[Start of DATASET]

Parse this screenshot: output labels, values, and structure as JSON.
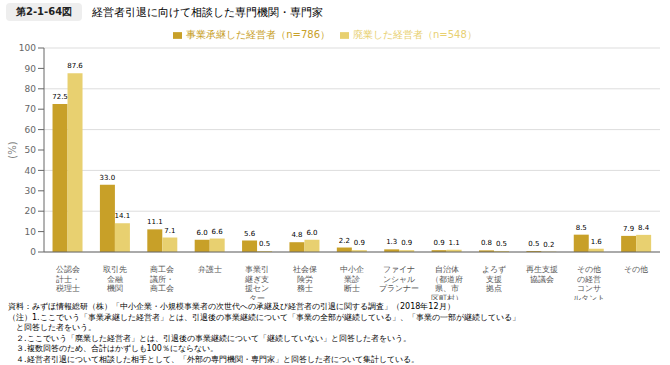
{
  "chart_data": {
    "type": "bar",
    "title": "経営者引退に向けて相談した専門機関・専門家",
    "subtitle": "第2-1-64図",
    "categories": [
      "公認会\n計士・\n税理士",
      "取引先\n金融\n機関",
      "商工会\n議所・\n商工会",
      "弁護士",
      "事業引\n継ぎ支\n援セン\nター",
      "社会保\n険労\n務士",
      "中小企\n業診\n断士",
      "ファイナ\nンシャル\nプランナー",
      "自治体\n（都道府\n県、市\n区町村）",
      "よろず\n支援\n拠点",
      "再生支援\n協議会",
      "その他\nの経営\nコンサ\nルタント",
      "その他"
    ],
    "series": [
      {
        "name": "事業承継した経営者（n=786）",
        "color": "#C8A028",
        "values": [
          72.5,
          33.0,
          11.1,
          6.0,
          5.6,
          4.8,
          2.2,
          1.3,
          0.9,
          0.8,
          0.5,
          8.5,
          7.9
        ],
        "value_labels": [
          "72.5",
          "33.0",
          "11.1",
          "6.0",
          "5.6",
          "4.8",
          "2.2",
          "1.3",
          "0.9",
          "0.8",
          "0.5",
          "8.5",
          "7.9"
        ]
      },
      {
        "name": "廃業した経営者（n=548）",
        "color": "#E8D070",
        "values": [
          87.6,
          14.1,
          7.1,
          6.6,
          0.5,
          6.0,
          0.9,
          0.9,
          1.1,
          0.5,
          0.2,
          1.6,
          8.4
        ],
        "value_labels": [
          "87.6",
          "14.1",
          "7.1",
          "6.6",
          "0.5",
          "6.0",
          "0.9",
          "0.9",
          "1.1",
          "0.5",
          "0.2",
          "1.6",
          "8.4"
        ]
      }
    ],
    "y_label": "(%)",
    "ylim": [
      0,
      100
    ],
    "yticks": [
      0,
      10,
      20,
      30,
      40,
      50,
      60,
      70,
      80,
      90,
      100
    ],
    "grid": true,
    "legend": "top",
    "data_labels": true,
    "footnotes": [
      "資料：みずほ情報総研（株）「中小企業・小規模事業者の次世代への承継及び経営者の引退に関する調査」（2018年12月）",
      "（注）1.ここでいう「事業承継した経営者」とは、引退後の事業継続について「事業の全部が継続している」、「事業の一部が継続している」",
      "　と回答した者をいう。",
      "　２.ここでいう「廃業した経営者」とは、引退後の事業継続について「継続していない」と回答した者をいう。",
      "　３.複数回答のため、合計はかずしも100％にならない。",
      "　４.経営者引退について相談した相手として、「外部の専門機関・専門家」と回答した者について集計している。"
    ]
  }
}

[End of DATASET]

*PROMPT*.
Look through the listing above. Pick out each line with "と回答した者をいう" and copy it.

*EXERCISE RESULT*.
      "　と回答した者をいう。",
      "　２.ここでいう「廃業した経営者」とは、引退後の事業継続について「継続していない」と回答した者をいう。",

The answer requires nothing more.